_WORK TO COMPLETE_. Sort through the data and copy the lines holding the word "name".

_RECORDS PROVIDED_.
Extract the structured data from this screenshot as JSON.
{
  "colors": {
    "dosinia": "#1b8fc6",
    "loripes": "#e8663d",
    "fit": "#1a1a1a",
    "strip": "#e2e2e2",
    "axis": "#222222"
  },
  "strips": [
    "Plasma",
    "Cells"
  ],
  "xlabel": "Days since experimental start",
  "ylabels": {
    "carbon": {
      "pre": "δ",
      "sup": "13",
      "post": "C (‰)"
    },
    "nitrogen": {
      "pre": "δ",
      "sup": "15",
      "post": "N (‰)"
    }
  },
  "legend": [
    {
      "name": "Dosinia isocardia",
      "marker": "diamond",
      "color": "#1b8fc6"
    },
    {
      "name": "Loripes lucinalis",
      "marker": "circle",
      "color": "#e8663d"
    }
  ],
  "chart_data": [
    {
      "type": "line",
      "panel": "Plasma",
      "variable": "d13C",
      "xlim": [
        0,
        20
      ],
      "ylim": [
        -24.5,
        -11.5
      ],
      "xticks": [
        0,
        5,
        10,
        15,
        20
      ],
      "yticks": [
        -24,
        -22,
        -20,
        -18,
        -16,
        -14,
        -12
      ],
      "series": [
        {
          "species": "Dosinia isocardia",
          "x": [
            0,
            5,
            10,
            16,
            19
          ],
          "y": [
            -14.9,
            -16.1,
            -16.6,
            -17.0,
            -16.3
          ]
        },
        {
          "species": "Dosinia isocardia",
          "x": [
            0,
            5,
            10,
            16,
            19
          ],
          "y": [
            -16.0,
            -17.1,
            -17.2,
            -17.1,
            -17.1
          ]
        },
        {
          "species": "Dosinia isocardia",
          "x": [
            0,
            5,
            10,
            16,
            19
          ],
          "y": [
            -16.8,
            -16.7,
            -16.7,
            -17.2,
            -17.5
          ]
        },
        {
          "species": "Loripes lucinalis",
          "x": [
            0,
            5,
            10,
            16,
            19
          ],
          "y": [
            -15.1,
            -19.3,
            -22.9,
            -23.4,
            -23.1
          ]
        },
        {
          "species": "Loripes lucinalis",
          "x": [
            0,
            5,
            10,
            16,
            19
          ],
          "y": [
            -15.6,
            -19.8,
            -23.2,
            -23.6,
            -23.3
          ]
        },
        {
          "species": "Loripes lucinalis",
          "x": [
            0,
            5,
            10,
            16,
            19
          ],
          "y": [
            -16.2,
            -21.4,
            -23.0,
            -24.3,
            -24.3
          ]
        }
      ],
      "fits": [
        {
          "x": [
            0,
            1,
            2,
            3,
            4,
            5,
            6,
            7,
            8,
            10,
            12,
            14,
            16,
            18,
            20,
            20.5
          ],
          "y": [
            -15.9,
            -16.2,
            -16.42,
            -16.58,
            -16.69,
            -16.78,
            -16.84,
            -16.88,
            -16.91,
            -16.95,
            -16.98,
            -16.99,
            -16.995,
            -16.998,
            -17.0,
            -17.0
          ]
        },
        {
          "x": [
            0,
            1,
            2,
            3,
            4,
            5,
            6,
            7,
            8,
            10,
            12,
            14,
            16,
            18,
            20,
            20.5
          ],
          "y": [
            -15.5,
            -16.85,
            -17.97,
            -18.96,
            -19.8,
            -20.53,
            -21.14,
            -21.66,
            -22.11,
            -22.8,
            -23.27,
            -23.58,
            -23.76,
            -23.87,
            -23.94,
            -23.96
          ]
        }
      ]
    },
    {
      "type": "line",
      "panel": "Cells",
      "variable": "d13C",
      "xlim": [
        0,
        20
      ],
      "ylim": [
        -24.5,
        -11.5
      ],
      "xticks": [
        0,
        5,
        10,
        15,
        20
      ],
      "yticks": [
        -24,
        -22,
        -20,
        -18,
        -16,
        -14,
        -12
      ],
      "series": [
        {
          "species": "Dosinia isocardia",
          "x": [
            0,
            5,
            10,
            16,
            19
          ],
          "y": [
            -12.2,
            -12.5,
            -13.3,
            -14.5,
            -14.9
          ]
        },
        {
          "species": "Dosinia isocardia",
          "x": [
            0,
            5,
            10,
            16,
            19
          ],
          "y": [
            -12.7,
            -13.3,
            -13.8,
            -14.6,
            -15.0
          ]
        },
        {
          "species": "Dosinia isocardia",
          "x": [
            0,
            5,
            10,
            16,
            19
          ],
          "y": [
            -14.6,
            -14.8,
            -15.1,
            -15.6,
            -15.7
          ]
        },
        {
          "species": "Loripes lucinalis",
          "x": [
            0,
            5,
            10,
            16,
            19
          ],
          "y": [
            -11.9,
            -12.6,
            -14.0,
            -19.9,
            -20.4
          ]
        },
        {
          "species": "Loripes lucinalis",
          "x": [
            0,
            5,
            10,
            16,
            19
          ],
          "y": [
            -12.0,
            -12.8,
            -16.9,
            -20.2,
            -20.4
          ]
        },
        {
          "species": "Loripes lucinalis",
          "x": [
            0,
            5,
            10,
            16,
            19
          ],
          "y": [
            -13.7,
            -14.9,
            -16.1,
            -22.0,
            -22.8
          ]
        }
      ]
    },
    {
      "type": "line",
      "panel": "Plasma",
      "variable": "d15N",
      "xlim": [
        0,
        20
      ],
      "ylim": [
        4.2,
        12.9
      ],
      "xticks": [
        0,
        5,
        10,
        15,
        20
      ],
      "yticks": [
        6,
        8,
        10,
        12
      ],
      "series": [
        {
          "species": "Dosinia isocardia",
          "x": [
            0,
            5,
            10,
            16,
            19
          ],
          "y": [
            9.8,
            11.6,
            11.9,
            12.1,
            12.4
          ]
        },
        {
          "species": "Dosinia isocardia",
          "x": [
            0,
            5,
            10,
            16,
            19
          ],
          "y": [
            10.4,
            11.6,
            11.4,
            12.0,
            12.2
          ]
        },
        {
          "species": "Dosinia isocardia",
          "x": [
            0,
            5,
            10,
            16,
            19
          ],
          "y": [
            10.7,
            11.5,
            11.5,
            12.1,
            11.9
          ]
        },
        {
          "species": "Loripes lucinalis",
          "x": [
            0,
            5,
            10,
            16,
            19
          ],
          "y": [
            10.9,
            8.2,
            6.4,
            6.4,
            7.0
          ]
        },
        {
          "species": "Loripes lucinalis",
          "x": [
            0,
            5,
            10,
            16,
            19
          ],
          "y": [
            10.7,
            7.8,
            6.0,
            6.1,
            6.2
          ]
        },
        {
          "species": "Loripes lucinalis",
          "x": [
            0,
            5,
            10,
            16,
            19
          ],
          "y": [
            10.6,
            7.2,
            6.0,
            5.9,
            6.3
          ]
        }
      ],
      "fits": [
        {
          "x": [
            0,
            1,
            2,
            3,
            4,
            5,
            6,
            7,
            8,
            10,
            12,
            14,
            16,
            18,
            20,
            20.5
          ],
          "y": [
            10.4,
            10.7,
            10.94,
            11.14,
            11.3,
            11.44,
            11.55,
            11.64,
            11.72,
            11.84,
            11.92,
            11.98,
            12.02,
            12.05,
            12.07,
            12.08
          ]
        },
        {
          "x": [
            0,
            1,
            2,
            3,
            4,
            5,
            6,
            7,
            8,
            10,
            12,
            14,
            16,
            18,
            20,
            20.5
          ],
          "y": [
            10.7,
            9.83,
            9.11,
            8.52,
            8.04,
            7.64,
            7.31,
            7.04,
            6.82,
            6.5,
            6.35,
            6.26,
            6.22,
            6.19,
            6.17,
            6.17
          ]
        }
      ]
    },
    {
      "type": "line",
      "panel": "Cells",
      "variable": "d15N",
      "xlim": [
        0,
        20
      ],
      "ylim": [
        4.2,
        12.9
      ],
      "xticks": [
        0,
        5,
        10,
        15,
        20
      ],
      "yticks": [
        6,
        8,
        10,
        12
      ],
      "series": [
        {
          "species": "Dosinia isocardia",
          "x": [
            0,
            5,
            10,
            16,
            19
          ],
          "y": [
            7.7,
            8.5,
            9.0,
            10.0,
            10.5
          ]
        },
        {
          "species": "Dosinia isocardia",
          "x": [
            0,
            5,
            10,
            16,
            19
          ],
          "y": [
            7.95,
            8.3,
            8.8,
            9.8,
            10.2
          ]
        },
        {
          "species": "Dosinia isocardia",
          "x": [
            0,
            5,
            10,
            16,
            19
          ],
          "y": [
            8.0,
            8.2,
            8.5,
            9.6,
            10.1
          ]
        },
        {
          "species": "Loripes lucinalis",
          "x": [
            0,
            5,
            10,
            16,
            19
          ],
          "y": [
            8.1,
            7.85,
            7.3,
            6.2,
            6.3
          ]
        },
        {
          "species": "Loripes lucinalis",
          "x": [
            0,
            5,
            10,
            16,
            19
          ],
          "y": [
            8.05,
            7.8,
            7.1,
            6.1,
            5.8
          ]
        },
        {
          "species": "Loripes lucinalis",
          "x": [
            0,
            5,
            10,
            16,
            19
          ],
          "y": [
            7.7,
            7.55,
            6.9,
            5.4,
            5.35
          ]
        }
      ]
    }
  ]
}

_EXPECTED OUTPUT_.
      "name": "Dosinia isocardia",
      "name": "Loripes lucinalis",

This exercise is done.